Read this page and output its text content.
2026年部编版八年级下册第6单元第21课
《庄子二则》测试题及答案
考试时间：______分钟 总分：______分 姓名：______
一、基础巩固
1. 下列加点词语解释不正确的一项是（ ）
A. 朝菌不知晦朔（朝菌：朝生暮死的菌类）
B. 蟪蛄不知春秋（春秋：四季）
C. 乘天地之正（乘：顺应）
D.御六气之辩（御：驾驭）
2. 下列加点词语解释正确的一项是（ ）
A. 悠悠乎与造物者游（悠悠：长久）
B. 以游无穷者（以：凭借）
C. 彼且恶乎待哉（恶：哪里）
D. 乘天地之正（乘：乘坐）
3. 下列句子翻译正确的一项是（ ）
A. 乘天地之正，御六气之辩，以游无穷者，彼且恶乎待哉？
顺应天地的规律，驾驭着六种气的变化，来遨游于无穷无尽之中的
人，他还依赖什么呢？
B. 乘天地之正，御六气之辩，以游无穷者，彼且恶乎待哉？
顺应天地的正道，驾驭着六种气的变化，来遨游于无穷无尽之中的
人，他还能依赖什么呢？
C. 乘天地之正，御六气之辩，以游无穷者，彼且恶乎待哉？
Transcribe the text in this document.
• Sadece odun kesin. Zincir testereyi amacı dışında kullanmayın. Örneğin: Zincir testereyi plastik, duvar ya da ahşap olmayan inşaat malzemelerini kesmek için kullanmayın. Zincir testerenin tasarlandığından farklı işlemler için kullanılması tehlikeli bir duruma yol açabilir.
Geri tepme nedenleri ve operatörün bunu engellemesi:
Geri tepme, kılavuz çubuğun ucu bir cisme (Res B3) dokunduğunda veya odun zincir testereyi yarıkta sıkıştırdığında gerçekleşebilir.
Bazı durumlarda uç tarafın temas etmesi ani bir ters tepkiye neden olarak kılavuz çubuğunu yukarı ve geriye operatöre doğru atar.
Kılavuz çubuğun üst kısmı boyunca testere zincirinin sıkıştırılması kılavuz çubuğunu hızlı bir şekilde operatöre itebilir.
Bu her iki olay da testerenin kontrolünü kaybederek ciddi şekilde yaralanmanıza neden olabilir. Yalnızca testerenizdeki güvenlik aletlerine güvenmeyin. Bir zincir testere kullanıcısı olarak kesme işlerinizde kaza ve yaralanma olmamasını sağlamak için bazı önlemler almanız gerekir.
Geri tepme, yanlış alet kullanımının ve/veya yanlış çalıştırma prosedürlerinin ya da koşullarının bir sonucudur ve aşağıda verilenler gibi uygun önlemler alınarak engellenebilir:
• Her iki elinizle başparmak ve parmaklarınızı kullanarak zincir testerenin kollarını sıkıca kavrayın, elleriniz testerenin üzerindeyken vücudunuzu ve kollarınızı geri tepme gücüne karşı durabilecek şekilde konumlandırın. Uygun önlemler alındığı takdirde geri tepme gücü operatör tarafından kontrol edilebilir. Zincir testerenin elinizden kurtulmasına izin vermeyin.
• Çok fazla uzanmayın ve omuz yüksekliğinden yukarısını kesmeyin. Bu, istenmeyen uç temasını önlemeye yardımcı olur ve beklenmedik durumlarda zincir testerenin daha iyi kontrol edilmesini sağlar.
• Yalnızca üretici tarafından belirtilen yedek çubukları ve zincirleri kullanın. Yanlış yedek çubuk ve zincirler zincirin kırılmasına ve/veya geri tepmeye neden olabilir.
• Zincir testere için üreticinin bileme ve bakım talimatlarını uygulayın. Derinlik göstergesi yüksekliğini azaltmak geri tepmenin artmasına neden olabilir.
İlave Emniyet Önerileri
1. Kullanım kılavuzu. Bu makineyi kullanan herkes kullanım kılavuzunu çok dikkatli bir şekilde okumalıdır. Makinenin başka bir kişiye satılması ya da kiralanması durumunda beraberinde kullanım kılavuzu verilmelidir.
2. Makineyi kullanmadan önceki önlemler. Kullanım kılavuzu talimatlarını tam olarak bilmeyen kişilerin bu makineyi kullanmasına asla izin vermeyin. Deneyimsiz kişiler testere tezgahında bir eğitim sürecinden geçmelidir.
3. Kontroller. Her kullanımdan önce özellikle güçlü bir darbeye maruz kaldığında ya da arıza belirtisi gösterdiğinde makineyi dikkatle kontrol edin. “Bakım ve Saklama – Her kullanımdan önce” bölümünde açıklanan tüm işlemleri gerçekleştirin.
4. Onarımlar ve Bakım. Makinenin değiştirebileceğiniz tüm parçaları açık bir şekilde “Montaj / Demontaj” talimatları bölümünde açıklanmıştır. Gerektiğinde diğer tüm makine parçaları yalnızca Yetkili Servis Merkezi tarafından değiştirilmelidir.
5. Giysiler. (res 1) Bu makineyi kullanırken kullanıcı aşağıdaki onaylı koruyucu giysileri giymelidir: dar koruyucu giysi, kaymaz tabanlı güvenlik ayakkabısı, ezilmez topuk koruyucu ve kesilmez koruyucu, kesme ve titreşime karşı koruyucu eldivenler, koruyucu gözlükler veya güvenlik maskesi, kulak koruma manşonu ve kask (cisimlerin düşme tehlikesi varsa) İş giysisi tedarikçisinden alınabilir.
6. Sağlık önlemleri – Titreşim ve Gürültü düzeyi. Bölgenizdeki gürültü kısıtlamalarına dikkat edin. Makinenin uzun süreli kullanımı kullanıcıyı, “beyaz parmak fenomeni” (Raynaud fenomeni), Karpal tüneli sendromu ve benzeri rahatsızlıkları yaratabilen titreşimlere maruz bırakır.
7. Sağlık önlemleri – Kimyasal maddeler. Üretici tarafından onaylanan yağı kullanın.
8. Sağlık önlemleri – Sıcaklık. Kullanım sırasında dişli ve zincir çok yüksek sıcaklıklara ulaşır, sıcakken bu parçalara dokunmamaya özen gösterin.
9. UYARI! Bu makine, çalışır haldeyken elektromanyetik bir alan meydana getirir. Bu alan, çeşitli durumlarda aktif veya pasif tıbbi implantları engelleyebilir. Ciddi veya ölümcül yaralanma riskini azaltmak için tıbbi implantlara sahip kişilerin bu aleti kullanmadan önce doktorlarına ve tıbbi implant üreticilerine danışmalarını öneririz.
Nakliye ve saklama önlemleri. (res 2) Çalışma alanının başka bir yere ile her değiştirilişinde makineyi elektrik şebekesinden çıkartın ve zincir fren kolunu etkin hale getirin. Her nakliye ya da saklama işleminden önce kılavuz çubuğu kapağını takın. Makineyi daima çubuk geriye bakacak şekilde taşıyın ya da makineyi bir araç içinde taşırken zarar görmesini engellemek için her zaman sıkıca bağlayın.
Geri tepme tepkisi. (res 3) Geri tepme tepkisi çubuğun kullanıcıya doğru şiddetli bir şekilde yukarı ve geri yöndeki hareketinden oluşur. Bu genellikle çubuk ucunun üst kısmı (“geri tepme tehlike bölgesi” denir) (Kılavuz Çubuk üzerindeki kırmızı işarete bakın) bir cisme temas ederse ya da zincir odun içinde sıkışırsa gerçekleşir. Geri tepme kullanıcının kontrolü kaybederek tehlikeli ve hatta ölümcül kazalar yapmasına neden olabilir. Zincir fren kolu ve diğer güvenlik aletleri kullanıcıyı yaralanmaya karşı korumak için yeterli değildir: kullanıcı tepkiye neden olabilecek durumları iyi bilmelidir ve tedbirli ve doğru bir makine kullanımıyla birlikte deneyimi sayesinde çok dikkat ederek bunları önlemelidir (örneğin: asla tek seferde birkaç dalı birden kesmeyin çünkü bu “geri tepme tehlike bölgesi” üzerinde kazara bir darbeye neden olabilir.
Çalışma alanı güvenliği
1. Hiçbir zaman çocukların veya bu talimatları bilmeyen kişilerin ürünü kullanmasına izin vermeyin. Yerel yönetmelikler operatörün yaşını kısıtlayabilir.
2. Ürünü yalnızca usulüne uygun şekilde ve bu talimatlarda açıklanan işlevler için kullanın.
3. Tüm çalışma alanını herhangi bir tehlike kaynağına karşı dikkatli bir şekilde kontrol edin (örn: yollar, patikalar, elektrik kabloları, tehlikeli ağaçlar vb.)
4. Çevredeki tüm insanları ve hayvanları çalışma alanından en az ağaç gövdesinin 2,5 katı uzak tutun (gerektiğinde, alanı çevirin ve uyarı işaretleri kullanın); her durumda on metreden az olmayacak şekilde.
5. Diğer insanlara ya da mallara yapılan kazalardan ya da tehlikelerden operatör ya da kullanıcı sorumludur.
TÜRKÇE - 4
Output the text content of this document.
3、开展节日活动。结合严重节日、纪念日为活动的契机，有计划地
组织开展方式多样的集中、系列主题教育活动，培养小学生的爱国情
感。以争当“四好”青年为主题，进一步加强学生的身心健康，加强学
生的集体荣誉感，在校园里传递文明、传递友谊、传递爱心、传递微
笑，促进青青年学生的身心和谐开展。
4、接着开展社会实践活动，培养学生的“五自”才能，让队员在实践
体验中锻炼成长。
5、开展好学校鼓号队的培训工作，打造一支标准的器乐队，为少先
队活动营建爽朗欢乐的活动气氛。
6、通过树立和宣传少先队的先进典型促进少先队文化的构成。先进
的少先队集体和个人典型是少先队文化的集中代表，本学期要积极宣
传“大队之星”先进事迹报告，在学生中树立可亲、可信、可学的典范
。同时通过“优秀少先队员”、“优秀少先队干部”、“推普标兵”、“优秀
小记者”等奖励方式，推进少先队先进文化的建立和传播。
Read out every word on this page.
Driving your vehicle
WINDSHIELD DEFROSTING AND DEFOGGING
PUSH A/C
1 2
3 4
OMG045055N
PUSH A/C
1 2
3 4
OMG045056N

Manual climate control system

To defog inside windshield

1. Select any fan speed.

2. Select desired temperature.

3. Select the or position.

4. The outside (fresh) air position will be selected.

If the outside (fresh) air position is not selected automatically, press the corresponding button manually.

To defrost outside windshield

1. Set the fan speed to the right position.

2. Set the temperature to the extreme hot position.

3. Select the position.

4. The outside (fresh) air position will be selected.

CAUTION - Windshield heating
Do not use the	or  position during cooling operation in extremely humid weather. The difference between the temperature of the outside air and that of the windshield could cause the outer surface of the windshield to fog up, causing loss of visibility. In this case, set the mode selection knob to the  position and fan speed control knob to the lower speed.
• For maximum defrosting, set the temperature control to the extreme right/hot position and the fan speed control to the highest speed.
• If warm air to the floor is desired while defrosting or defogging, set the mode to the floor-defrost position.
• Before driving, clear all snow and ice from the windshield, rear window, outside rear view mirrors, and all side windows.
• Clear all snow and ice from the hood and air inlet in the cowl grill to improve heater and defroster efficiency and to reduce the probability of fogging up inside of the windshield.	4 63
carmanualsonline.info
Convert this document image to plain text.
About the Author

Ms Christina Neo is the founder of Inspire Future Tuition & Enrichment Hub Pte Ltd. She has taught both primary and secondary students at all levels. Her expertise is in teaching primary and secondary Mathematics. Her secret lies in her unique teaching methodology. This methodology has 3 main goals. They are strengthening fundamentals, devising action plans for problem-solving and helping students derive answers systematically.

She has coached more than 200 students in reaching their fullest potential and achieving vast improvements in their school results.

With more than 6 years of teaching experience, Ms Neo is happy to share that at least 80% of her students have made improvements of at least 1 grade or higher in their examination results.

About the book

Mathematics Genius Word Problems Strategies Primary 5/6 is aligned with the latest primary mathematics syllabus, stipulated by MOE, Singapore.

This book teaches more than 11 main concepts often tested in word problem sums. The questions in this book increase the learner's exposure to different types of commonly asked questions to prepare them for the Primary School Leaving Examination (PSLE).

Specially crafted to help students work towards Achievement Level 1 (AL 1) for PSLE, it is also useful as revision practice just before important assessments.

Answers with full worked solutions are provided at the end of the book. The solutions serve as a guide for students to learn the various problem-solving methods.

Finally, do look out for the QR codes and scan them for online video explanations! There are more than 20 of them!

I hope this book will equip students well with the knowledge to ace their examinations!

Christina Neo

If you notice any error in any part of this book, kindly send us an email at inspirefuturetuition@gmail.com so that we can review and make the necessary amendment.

____

What to produce:
Extract, from the material above, each line holding the word "elektrik".

Response for this exercise:
Nakliye ve saklama önlemleri. (res 2) Çalışma alanının başka bir yere ile her değiştirilişinde makineyi elektrik şebekesinden çıkartın ve zincir fren kolunu etkin hale getirin. Her nakliye ya da saklama işleminden önce kılavuz çubuğu kapağını takın. Makineyi daima çubuk geriye bakacak şekilde taşıyın ya da makineyi bir araç içinde taşırken zarar görmesini engellemek için her zaman sıkıca bağlayın.
3. Tüm çalışma alanını herhangi bir tehlike kaynağına karşı dikkatli bir şekilde kontrol edin (örn: yollar, patikalar, elektrik kabloları, tehlikeli ağaçlar vb.)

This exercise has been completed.